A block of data
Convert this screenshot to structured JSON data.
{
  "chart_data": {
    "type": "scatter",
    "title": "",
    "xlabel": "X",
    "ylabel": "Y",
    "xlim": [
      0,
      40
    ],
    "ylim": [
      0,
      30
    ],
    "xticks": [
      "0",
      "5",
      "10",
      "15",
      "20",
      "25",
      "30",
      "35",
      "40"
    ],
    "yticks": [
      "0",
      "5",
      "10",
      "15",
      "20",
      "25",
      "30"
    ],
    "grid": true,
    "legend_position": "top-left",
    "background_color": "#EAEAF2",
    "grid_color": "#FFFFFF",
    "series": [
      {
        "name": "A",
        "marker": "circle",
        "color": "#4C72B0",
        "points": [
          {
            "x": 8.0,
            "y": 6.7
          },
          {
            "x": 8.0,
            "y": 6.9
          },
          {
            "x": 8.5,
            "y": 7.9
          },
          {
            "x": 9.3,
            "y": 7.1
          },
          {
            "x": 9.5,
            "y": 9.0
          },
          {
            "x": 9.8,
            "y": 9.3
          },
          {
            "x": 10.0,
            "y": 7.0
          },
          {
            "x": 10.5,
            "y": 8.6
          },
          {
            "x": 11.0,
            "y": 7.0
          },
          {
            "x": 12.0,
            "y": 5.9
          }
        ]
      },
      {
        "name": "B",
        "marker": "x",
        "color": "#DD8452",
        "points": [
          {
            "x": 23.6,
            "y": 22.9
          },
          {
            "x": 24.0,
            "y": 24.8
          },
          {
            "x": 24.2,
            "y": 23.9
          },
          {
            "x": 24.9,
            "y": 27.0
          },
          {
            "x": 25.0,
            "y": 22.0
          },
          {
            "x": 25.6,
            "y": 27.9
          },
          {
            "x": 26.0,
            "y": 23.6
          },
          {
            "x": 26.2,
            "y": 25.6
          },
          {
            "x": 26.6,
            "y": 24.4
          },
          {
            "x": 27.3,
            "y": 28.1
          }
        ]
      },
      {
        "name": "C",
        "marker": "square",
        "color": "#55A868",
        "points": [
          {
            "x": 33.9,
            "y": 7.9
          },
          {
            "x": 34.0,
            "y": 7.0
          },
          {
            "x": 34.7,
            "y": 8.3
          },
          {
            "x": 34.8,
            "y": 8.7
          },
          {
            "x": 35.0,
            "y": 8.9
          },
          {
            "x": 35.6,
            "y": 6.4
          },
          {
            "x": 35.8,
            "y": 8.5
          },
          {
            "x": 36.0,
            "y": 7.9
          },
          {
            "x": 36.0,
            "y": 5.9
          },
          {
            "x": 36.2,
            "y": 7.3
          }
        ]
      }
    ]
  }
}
...
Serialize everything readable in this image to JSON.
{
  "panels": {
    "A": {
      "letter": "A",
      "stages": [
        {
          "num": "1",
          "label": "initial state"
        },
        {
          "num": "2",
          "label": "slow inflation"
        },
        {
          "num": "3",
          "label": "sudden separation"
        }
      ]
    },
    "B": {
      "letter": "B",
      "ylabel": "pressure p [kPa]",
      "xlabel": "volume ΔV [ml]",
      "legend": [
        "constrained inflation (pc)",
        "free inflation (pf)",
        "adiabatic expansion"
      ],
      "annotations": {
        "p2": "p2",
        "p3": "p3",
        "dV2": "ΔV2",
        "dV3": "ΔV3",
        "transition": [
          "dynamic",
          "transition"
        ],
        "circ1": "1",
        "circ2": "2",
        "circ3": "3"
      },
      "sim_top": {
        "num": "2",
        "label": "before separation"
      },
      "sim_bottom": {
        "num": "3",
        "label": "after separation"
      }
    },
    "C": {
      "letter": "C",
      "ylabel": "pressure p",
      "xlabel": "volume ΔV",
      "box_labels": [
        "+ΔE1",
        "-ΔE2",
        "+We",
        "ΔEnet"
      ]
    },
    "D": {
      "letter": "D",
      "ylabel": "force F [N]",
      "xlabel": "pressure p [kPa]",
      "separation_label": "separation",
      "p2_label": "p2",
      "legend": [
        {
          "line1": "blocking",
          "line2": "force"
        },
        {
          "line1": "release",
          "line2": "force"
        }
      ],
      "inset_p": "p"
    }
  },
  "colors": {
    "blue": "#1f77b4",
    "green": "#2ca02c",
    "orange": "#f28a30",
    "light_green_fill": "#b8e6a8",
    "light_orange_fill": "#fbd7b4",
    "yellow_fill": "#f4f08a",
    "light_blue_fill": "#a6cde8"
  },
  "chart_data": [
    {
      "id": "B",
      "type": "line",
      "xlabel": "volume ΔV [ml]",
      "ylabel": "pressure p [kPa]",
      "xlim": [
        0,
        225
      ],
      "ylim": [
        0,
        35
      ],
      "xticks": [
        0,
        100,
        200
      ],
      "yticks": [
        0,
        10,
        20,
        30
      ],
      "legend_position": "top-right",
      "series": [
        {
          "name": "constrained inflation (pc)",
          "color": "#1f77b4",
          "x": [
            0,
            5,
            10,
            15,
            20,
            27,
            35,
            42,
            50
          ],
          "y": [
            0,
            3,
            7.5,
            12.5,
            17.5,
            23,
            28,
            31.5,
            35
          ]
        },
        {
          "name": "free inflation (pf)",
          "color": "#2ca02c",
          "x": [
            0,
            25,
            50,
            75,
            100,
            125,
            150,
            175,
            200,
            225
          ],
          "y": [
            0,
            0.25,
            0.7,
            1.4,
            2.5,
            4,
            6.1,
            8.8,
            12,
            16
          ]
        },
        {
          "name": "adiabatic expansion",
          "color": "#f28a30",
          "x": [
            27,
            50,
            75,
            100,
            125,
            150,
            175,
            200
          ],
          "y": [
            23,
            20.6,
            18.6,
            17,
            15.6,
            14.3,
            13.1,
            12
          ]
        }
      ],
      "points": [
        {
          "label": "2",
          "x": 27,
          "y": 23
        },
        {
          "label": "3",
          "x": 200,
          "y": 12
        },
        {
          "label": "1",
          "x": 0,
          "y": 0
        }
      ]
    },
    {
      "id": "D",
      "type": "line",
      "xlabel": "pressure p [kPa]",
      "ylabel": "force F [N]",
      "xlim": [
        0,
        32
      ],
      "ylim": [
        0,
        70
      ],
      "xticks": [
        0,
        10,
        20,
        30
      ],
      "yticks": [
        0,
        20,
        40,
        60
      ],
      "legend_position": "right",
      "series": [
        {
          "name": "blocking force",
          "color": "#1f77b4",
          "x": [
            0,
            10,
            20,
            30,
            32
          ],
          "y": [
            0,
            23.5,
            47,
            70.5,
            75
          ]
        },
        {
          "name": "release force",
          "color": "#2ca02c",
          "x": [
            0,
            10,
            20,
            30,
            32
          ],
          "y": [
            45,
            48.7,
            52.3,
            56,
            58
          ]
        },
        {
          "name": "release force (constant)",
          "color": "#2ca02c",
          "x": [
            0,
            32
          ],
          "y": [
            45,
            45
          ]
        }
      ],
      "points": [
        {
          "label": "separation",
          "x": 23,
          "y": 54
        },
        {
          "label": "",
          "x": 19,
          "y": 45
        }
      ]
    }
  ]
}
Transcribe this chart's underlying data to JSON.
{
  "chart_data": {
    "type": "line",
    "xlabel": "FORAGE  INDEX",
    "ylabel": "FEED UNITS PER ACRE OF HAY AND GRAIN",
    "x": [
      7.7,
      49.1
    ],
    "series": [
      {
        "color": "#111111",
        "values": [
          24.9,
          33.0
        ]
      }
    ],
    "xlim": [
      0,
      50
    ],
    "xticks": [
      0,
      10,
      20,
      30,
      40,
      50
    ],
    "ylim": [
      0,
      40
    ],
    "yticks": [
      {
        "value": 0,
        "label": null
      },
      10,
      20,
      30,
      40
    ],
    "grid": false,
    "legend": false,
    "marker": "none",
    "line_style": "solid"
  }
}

# WHAT IS REQUIRED
Each line that holds the word "name" should be extracted from the records.

# TASK ANSWER
        "name": "A",
        "name": "B",
        "name": "C",
          "name": "constrained inflation (pc)",
          "name": "free inflation (pf)",
          "name": "adiabatic expansion",
          "name": "blocking force",
          "name": "release force",
          "name": "release force (constant)",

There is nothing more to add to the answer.